## Recorded information
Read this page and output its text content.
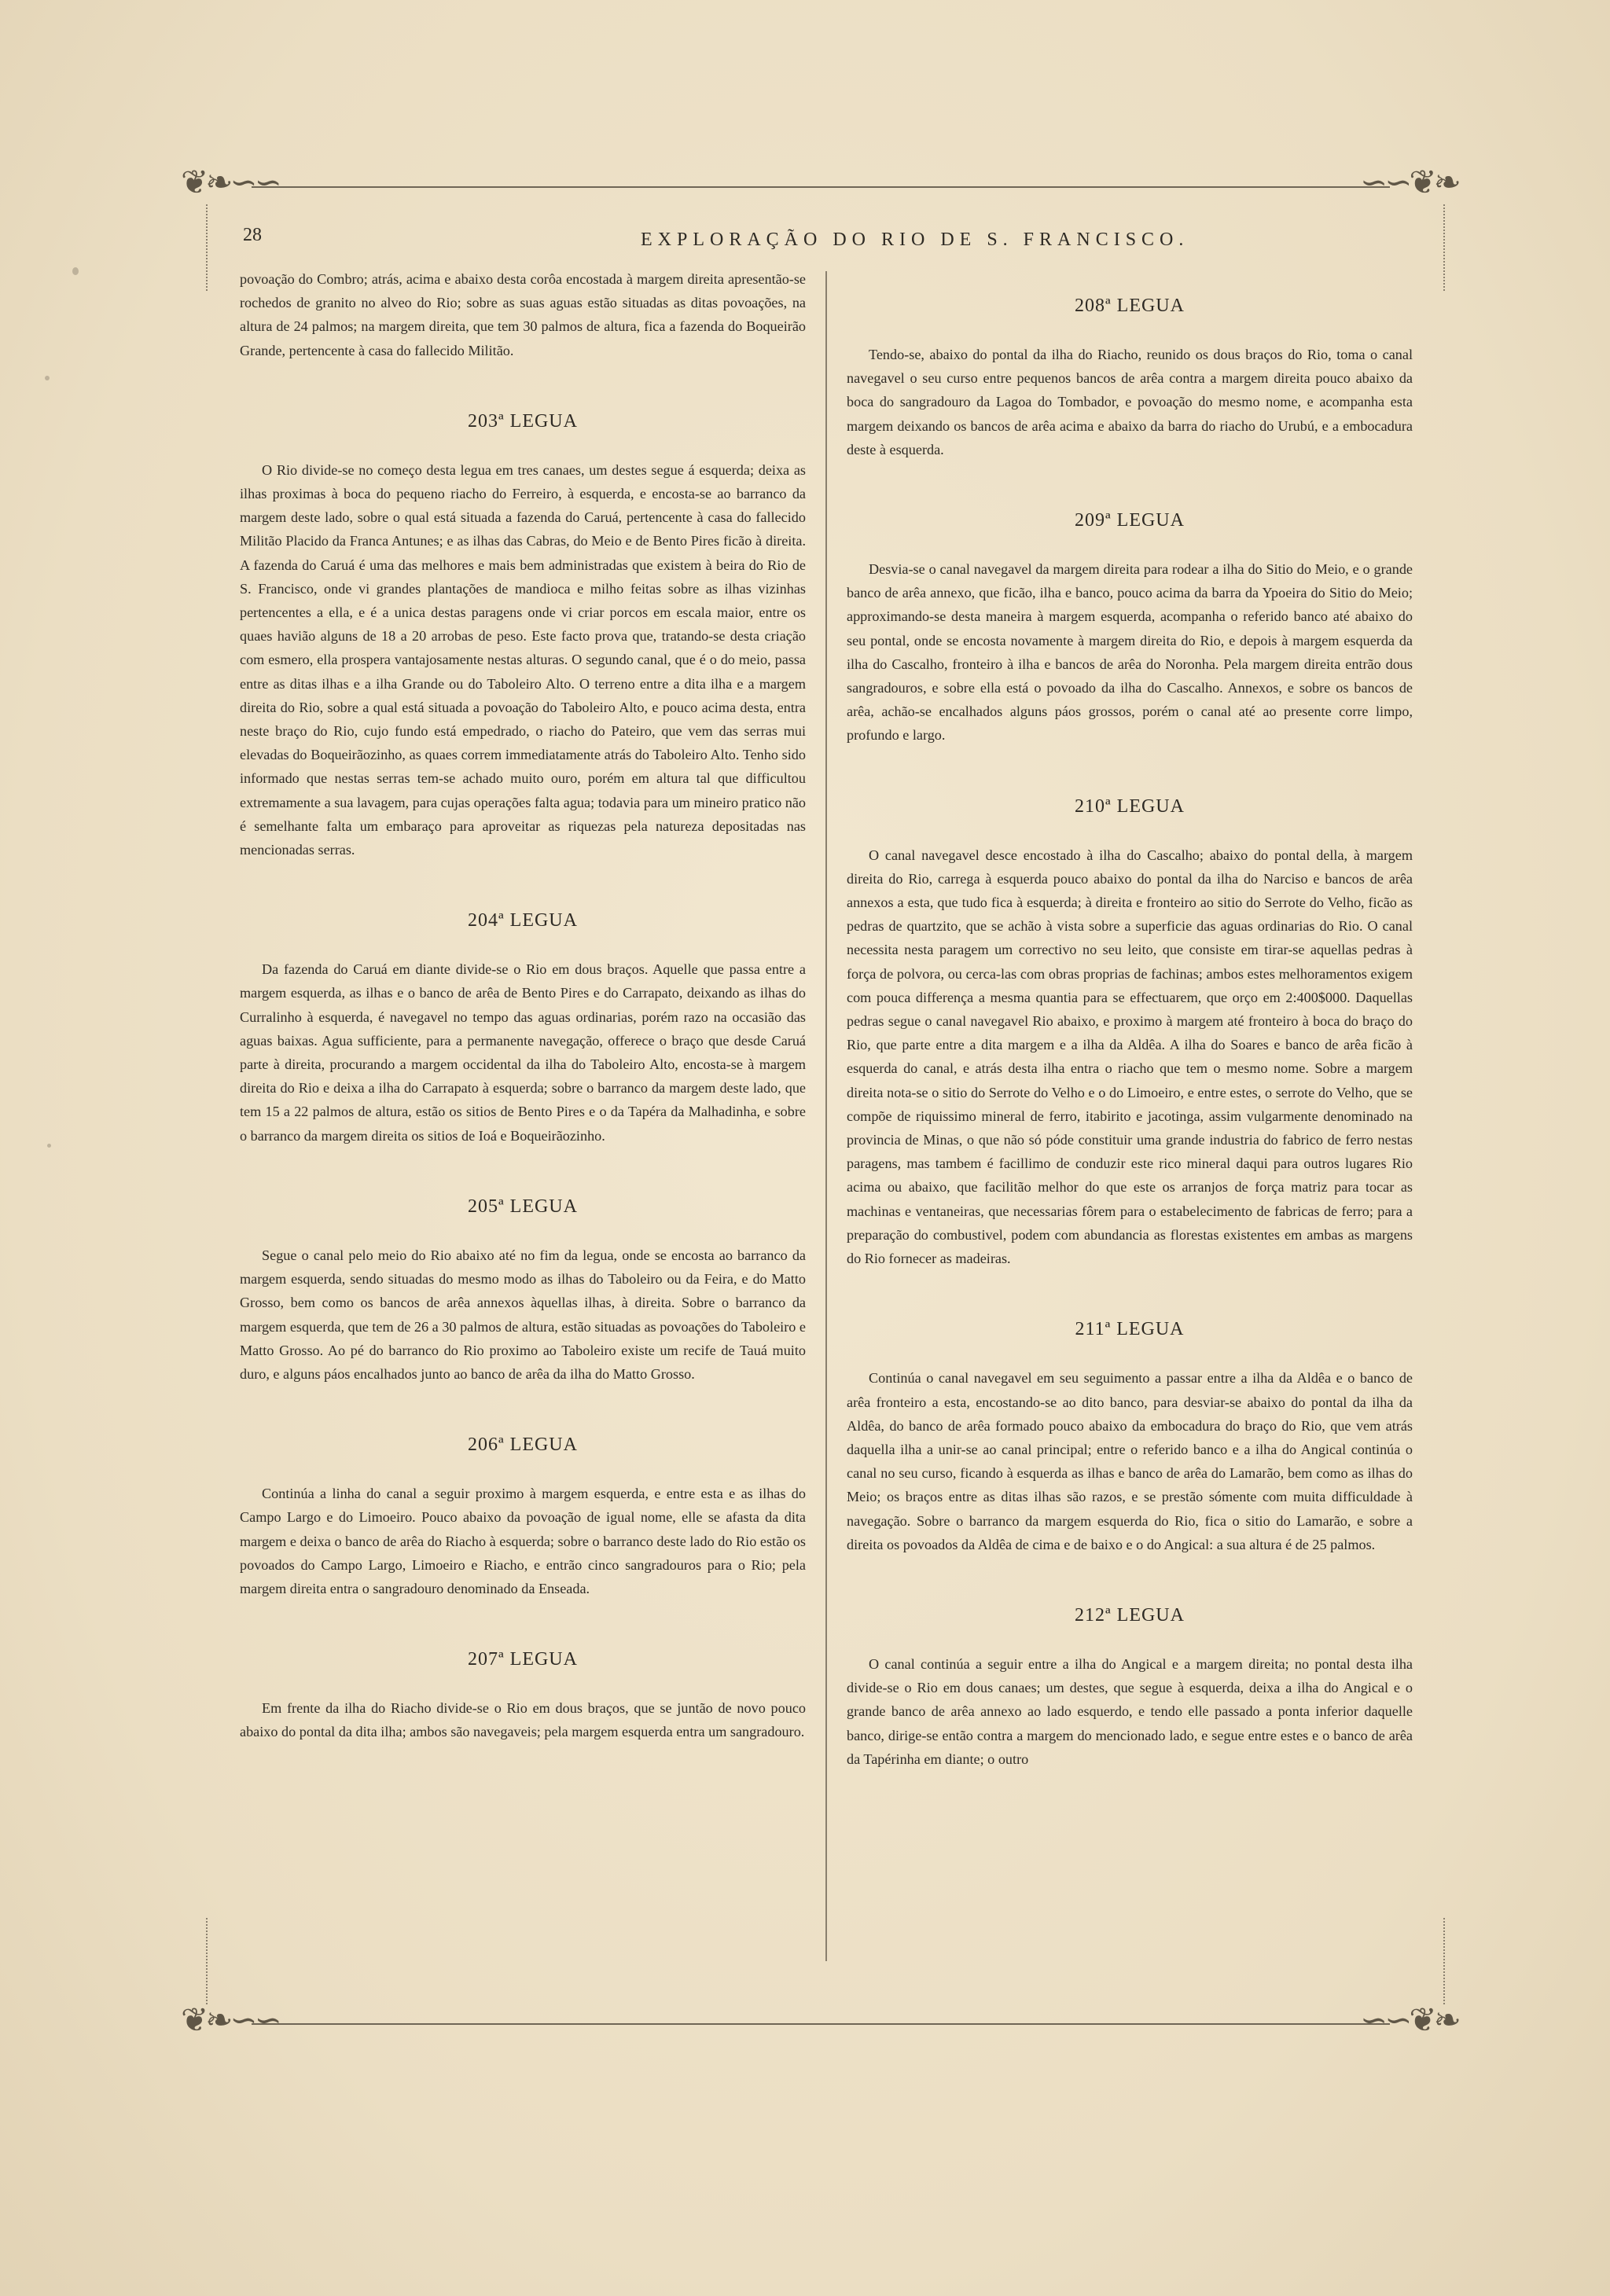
❦❧∽∽	∽∽❦❧
❦❧∽∽	∽∽❦❧
28	EXPLORAÇÃO DO RIO DE S. FRANCISCO.

povoação do Combro; atrás, acima e abaixo desta corôa encostada à margem direita apresentão-se rochedos de granito no alveo do Rio; sobre as suas aguas estão situadas as ditas povoações, na altura de 24 palmos; na margem direita, que tem 30 palmos de altura, fica a fazenda do Boqueirão Grande, pertencente à casa do fallecido Militão.

203ª LEGUA

O Rio divide-se no começo desta legua em tres canaes, um destes segue á esquerda; deixa as ilhas proximas à boca do pequeno riacho do Ferreiro, à esquerda, e encosta-se ao barranco da margem deste lado, sobre o qual está situada a fazenda do Caruá, pertencente à casa do fallecido Militão Placido da Franca Antunes; e as ilhas das Cabras, do Meio e de Bento Pires ficão à direita. A fazenda do Caruá é uma das melhores e mais bem administradas que existem à beira do Rio de S. Francisco, onde vi grandes plantações de mandioca e milho feitas sobre as ilhas vizinhas pertencentes a ella, e é a unica destas paragens onde vi criar porcos em escala maior, entre os quaes havião alguns de 18 a 20 arrobas de peso. Este facto prova que, tratando-se desta criação com esmero, ella prospera vantajosamente nestas alturas. O segundo canal, que é o do meio, passa entre as ditas ilhas e a ilha Grande ou do Taboleiro Alto. O terreno entre a dita ilha e a margem direita do Rio, sobre a qual está situada a povoação do Taboleiro Alto, e pouco acima desta, entra neste braço do Rio, cujo fundo está empedrado, o riacho do Pateiro, que vem das serras mui elevadas do Boqueirãozinho, as quaes correm immediatamente atrás do Taboleiro Alto. Tenho sido informado que nestas serras tem-se achado muito ouro, porém em altura tal que difficultou extremamente a sua lavagem, para cujas operações falta agua; todavia para um mineiro pratico não é semelhante falta um embaraço para aproveitar as riquezas pela natureza depositadas nas mencionadas serras.

204ª LEGUA

Da fazenda do Caruá em diante divide-se o Rio em dous braços. Aquelle que passa entre a margem esquerda, as ilhas e o banco de arêa de Bento Pires e do Carrapato, deixando as ilhas do Curralinho à esquerda, é navegavel no tempo das aguas ordinarias, porém razo na occasião das aguas baixas. Agua sufficiente, para a permanente navegação, offerece o braço que desde Caruá parte à direita, procurando a margem occidental da ilha do Taboleiro Alto, encosta-se à margem direita do Rio e deixa a ilha do Carrapato à esquerda; sobre o barranco da margem deste lado, que tem 15 a 22 palmos de altura, estão os sitios de Bento Pires e o da Tapéra da Malhadinha, e sobre o barranco da margem direita os sitios de Ioá e Boqueirãozinho.

205ª LEGUA

Segue o canal pelo meio do Rio abaixo até no fim da legua, onde se encosta ao barranco da margem esquerda, sendo situadas do mesmo modo as ilhas do Taboleiro ou da Feira, e do Matto Grosso, bem como os bancos de arêa annexos àquellas ilhas, à direita. Sobre o barranco da margem esquerda, que tem de 26 a 30 palmos de altura, estão situadas as povoações do Taboleiro e Matto Grosso. Ao pé do barranco do Rio proximo ao Taboleiro existe um recife de Tauá muito duro, e alguns páos encalhados junto ao banco de arêa da ilha do Matto Grosso.

206ª LEGUA

Continúa a linha do canal a seguir proximo à margem esquerda, e entre esta e as ilhas do Campo Largo e do Limoeiro. Pouco abaixo da povoação de igual nome, elle se afasta da dita margem e deixa o banco de arêa do Riacho à esquerda; sobre o barranco deste lado do Rio estão os povoados do Campo Largo, Limoeiro e Riacho, e entrão cinco sangradouros para o Rio; pela margem direita entra o sangradouro denominado da Enseada.

207ª LEGUA

Em frente da ilha do Riacho divide-se o Rio em dous braços, que se juntão de novo pouco abaixo do pontal da dita ilha; ambos são navegaveis; pela margem esquerda entra um sangradouro.

208ª LEGUA

Tendo-se, abaixo do pontal da ilha do Riacho, reunido os dous braços do Rio, toma o canal navegavel o seu curso entre pequenos bancos de arêa contra a margem direita pouco abaixo da boca do sangradouro da Lagoa do Tombador, e povoação do mesmo nome, e acompanha esta margem deixando os bancos de arêa acima e abaixo da barra do riacho do Urubú, e a embocadura deste à esquerda.

209ª LEGUA

Desvia-se o canal navegavel da margem direita para rodear a ilha do Sitio do Meio, e o grande banco de arêa annexo, que ficão, ilha e banco, pouco acima da barra da Ypoeira do Sitio do Meio; approximando-se desta maneira à margem esquerda, acompanha o referido banco até abaixo do seu pontal, onde se encosta novamente à margem direita do Rio, e depois à margem esquerda da ilha do Cascalho, fronteiro à ilha e bancos de arêa do Noronha. Pela margem direita entrão dous sangradouros, e sobre ella está o povoado da ilha do Cascalho. Annexos, e sobre os bancos de arêa, achão-se encalhados alguns páos grossos, porém o canal até ao presente corre limpo, profundo e largo.

210ª LEGUA

O canal navegavel desce encostado à ilha do Cascalho; abaixo do pontal della, à margem direita do Rio, carrega à esquerda pouco abaixo do pontal da ilha do Narciso e bancos de arêa annexos a esta, que tudo fica à esquerda; à direita e fronteiro ao sitio do Serrote do Velho, ficão as pedras de quartzito, que se achão à vista sobre a superficie das aguas ordinarias do Rio. O canal necessita nesta paragem um correctivo no seu leito, que consiste em tirar-se aquellas pedras à força de polvora, ou cerca-las com obras proprias de fachinas; ambos estes melhoramentos exigem com pouca differença a mesma quantia para se effectuarem, que orço em 2:400$000. Daquellas pedras segue o canal navegavel Rio abaixo, e proximo à margem até fronteiro à boca do braço do Rio, que parte entre a dita margem e a ilha da Aldêa. A ilha do Soares e banco de arêa ficão à esquerda do canal, e atrás desta ilha entra o riacho que tem o mesmo nome. Sobre a margem direita nota-se o sitio do Serrote do Velho e o do Limoeiro, e entre estes, o serrote do Velho, que se compõe de riquissimo mineral de ferro, itabirito e jacotinga, assim vulgarmente denominado na provincia de Minas, o que não só póde constituir uma grande industria do fabrico de ferro nestas paragens, mas tambem é facillimo de conduzir este rico mineral daqui para outros lugares Rio acima ou abaixo, que facilitão melhor do que este os arranjos de força matriz para tocar as machinas e ventaneiras, que necessarias fôrem para o estabelecimento de fabricas de ferro; para a preparação do combustivel, podem com abundancia as florestas existentes em ambas as margens do Rio fornecer as madeiras.

211ª LEGUA

Continúa o canal navegavel em seu seguimento a passar entre a ilha da Aldêa e o banco de arêa fronteiro a esta, encostando-se ao dito banco, para desviar-se abaixo do pontal da ilha da Aldêa, do banco de arêa formado pouco abaixo da embocadura do braço do Rio, que vem atrás daquella ilha a unir-se ao canal principal; entre o referido banco e a ilha do Angical continúa o canal no seu curso, ficando à esquerda as ilhas e banco de arêa do Lamarão, bem como as ilhas do Meio; os braços entre as ditas ilhas são razos, e se prestão sómente com muita difficuldade à navegação. Sobre o barranco da margem esquerda do Rio, fica o sitio do Lamarão, e sobre a direita os povoados da Aldêa de cima e de baixo e o do Angical: a sua altura é de 25 palmos.

212ª LEGUA

O canal continúa a seguir entre a ilha do Angical e a margem direita; no pontal desta ilha divide-se o Rio em dous canaes; um destes, que segue à esquerda, deixa a ilha do Angical e o grande banco de arêa annexo ao lado esquerdo, e tendo elle passado a ponta inferior daquelle banco, dirige-se então contra a margem do mencionado lado, e segue entre estes e o banco de arêa da Tapérinha em diante; o outro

## Stated goal
Leave out the pictures and transcribe everything else exactly.

## Answer
Read this page and output its text content.
❦❧∽∽	∽∽❦❧
❦❧∽∽	∽∽❦❧
28	EXPLORAÇÃO DO RIO DE S. FRANCISCO.

povoação do Combro; atrás, acima e abaixo desta corôa encostada à margem direita apresentão-se rochedos de granito no alveo do Rio; sobre as suas aguas estão situadas as ditas povoações, na altura de 24 palmos; na margem direita, que tem 30 palmos de altura, fica a fazenda do Boqueirão Grande, pertencente à casa do fallecido Militão.

203ª LEGUA

O Rio divide-se no começo desta legua em tres canaes, um destes segue á esquerda; deixa as ilhas proximas à boca do pequeno riacho do Ferreiro, à esquerda, e encosta-se ao barranco da margem deste lado, sobre o qual está situada a fazenda do Caruá, pertencente à casa do fallecido Militão Placido da Franca Antunes; e as ilhas das Cabras, do Meio e de Bento Pires ficão à direita. A fazenda do Caruá é uma das melhores e mais bem administradas que existem à beira do Rio de S. Francisco, onde vi grandes plantações de mandioca e milho feitas sobre as ilhas vizinhas pertencentes a ella, e é a unica destas paragens onde vi criar porcos em escala maior, entre os quaes havião alguns de 18 a 20 arrobas de peso. Este facto prova que, tratando-se desta criação com esmero, ella prospera vantajosamente nestas alturas. O segundo canal, que é o do meio, passa entre as ditas ilhas e a ilha Grande ou do Taboleiro Alto. O terreno entre a dita ilha e a margem direita do Rio, sobre a qual está situada a povoação do Taboleiro Alto, e pouco acima desta, entra neste braço do Rio, cujo fundo está empedrado, o riacho do Pateiro, que vem das serras mui elevadas do Boqueirãozinho, as quaes correm immediatamente atrás do Taboleiro Alto. Tenho sido informado que nestas serras tem-se achado muito ouro, porém em altura tal que difficultou extremamente a sua lavagem, para cujas operações falta agua; todavia para um mineiro pratico não é semelhante falta um embaraço para aproveitar as riquezas pela natureza depositadas nas mencionadas serras.

204ª LEGUA

Da fazenda do Caruá em diante divide-se o Rio em dous braços. Aquelle que passa entre a margem esquerda, as ilhas e o banco de arêa de Bento Pires e do Carrapato, deixando as ilhas do Curralinho à esquerda, é navegavel no tempo das aguas ordinarias, porém razo na occasião das aguas baixas. Agua sufficiente, para a permanente navegação, offerece o braço que desde Caruá parte à direita, procurando a margem occidental da ilha do Taboleiro Alto, encosta-se à margem direita do Rio e deixa a ilha do Carrapato à esquerda; sobre o barranco da margem deste lado, que tem 15 a 22 palmos de altura, estão os sitios de Bento Pires e o da Tapéra da Malhadinha, e sobre o barranco da margem direita os sitios de Ioá e Boqueirãozinho.

205ª LEGUA

Segue o canal pelo meio do Rio abaixo até no fim da legua, onde se encosta ao barranco da margem esquerda, sendo situadas do mesmo modo as ilhas do Taboleiro ou da Feira, e do Matto Grosso, bem como os bancos de arêa annexos àquellas ilhas, à direita. Sobre o barranco da margem esquerda, que tem de 26 a 30 palmos de altura, estão situadas as povoações do Taboleiro e Matto Grosso. Ao pé do barranco do Rio proximo ao Taboleiro existe um recife de Tauá muito duro, e alguns páos encalhados junto ao banco de arêa da ilha do Matto Grosso.

206ª LEGUA

Continúa a linha do canal a seguir proximo à margem esquerda, e entre esta e as ilhas do Campo Largo e do Limoeiro. Pouco abaixo da povoação de igual nome, elle se afasta da dita margem e deixa o banco de arêa do Riacho à esquerda; sobre o barranco deste lado do Rio estão os povoados do Campo Largo, Limoeiro e Riacho, e entrão cinco sangradouros para o Rio; pela margem direita entra o sangradouro denominado da Enseada.

207ª LEGUA

Em frente da ilha do Riacho divide-se o Rio em dous braços, que se juntão de novo pouco abaixo do pontal da dita ilha; ambos são navegaveis; pela margem esquerda entra um sangradouro.

208ª LEGUA

Tendo-se, abaixo do pontal da ilha do Riacho, reunido os dous braços do Rio, toma o canal navegavel o seu curso entre pequenos bancos de arêa contra a margem direita pouco abaixo da boca do sangradouro da Lagoa do Tombador, e povoação do mesmo nome, e acompanha esta margem deixando os bancos de arêa acima e abaixo da barra do riacho do Urubú, e a embocadura deste à esquerda.

209ª LEGUA

Desvia-se o canal navegavel da margem direita para rodear a ilha do Sitio do Meio, e o grande banco de arêa annexo, que ficão, ilha e banco, pouco acima da barra da Ypoeira do Sitio do Meio; approximando-se desta maneira à margem esquerda, acompanha o referido banco até abaixo do seu pontal, onde se encosta novamente à margem direita do Rio, e depois à margem esquerda da ilha do Cascalho, fronteiro à ilha e bancos de arêa do Noronha. Pela margem direita entrão dous sangradouros, e sobre ella está o povoado da ilha do Cascalho. Annexos, e sobre os bancos de arêa, achão-se encalhados alguns páos grossos, porém o canal até ao presente corre limpo, profundo e largo.

210ª LEGUA

O canal navegavel desce encostado à ilha do Cascalho; abaixo do pontal della, à margem direita do Rio, carrega à esquerda pouco abaixo do pontal da ilha do Narciso e bancos de arêa annexos a esta, que tudo fica à esquerda; à direita e fronteiro ao sitio do Serrote do Velho, ficão as pedras de quartzito, que se achão à vista sobre a superficie das aguas ordinarias do Rio. O canal necessita nesta paragem um correctivo no seu leito, que consiste em tirar-se aquellas pedras à força de polvora, ou cerca-las com obras proprias de fachinas; ambos estes melhoramentos exigem com pouca differença a mesma quantia para se effectuarem, que orço em 2:400$000. Daquellas pedras segue o canal navegavel Rio abaixo, e proximo à margem até fronteiro à boca do braço do Rio, que parte entre a dita margem e a ilha da Aldêa. A ilha do Soares e banco de arêa ficão à esquerda do canal, e atrás desta ilha entra o riacho que tem o mesmo nome. Sobre a margem direita nota-se o sitio do Serrote do Velho e o do Limoeiro, e entre estes, o serrote do Velho, que se compõe de riquissimo mineral de ferro, itabirito e jacotinga, assim vulgarmente denominado na provincia de Minas, o que não só póde constituir uma grande industria do fabrico de ferro nestas paragens, mas tambem é facillimo de conduzir este rico mineral daqui para outros lugares Rio acima ou abaixo, que facilitão melhor do que este os arranjos de força matriz para tocar as machinas e ventaneiras, que necessarias fôrem para o estabelecimento de fabricas de ferro; para a preparação do combustivel, podem com abundancia as florestas existentes em ambas as margens do Rio fornecer as madeiras.

211ª LEGUA

Continúa o canal navegavel em seu seguimento a passar entre a ilha da Aldêa e o banco de arêa fronteiro a esta, encostando-se ao dito banco, para desviar-se abaixo do pontal da ilha da Aldêa, do banco de arêa formado pouco abaixo da embocadura do braço do Rio, que vem atrás daquella ilha a unir-se ao canal principal; entre o referido banco e a ilha do Angical continúa o canal no seu curso, ficando à esquerda as ilhas e banco de arêa do Lamarão, bem como as ilhas do Meio; os braços entre as ditas ilhas são razos, e se prestão sómente com muita difficuldade à navegação. Sobre o barranco da margem esquerda do Rio, fica o sitio do Lamarão, e sobre a direita os povoados da Aldêa de cima e de baixo e o do Angical: a sua altura é de 25 palmos.

212ª LEGUA

O canal continúa a seguir entre a ilha do Angical e a margem direita; no pontal desta ilha divide-se o Rio em dous canaes; um destes, que segue à esquerda, deixa a ilha do Angical e o grande banco de arêa annexo ao lado esquerdo, e tendo elle passado a ponta inferior daquelle banco, dirige-se então contra a margem do mencionado lado, e segue entre estes e o banco de arêa da Tapérinha em diante; o outro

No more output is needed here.